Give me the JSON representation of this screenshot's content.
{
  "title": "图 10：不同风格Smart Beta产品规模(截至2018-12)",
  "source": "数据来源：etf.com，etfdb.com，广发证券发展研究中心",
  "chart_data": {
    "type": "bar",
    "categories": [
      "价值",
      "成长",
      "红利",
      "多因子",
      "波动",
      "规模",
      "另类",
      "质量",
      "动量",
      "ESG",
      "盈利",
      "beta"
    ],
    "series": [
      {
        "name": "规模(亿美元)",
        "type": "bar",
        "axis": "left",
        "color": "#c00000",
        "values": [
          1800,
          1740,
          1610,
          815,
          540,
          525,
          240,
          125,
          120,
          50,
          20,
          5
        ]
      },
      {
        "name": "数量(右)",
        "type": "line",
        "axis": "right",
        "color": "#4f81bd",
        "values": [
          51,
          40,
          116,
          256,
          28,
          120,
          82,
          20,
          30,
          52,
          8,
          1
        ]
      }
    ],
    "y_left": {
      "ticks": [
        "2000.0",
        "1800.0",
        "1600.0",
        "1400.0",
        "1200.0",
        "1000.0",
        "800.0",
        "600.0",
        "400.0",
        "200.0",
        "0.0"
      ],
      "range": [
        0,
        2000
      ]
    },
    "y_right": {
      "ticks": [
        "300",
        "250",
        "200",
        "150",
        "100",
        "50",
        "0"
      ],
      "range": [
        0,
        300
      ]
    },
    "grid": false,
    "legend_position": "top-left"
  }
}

...

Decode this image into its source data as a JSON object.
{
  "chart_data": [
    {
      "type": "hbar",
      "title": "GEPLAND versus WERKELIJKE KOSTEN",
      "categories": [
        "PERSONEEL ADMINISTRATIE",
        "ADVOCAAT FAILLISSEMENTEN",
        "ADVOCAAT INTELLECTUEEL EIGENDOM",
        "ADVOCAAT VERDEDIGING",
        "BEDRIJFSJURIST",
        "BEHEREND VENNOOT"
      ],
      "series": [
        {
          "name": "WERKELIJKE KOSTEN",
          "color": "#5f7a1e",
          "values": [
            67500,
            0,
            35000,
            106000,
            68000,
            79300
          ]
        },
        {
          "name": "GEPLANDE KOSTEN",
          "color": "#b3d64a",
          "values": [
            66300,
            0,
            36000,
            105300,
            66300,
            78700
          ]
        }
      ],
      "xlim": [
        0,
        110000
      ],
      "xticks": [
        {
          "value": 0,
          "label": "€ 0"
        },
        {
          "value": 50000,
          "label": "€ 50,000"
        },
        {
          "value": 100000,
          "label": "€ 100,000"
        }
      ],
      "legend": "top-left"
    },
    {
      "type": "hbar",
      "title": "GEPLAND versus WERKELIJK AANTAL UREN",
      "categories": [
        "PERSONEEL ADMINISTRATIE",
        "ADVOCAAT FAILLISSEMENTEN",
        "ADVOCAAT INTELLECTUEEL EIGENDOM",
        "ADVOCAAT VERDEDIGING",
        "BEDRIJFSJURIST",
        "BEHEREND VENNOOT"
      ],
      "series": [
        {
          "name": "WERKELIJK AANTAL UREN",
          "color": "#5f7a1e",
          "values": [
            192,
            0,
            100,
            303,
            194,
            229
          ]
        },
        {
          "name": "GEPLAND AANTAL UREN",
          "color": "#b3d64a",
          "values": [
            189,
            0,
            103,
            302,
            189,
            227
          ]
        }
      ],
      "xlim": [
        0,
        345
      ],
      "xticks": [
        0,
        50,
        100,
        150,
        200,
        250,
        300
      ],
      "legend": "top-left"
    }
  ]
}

...

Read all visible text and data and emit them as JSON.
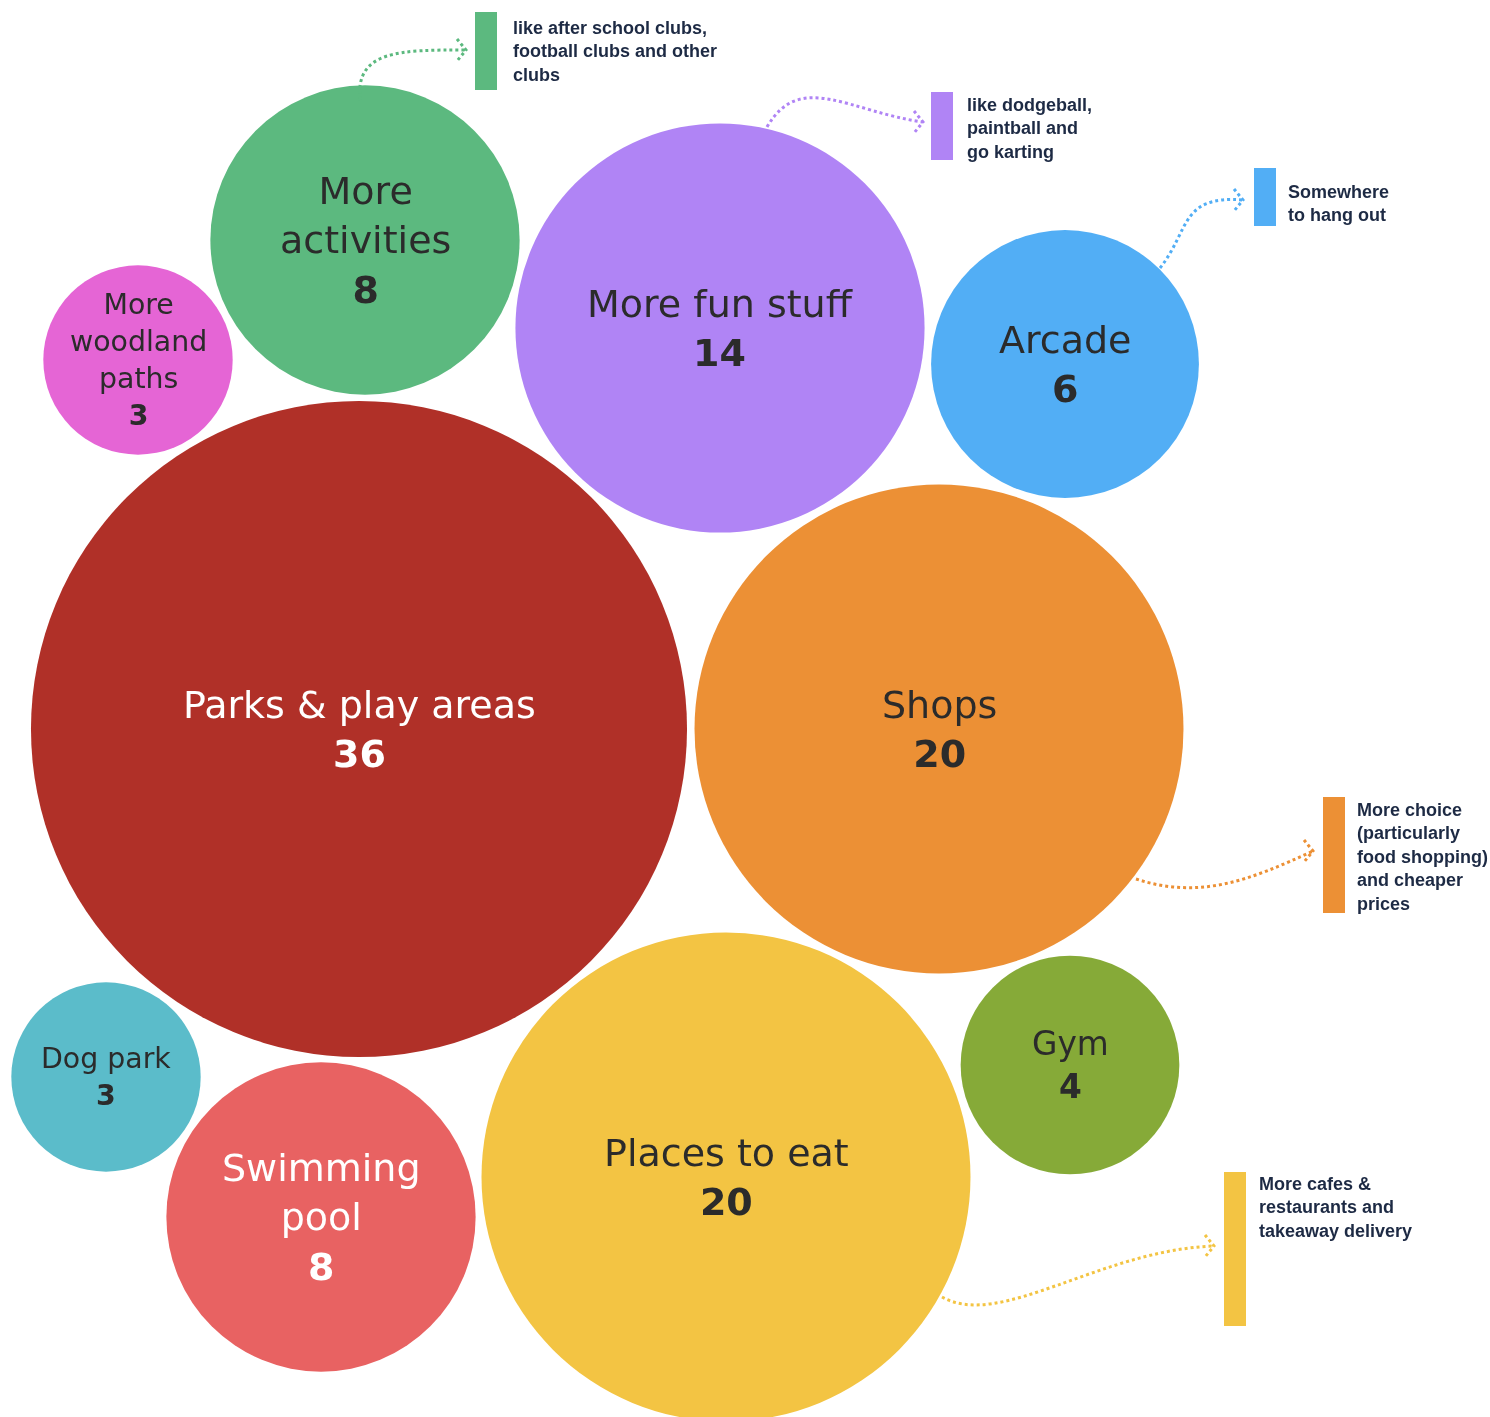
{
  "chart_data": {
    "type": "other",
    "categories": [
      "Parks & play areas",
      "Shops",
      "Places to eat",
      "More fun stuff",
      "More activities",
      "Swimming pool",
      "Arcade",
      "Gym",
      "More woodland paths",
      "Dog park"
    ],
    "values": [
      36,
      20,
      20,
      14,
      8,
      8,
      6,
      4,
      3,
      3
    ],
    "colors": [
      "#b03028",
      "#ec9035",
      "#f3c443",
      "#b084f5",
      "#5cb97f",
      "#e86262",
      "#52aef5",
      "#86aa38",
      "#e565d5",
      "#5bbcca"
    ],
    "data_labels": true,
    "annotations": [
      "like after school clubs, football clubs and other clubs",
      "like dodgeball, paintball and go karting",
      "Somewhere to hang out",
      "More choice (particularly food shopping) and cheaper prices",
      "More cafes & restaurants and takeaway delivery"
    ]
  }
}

◆ PROBLEM DESCRIPTION
The answer must consist solely of the number of lines in the entries that contain the word "KOSTEN".

◆ WRITTEN REPLY
3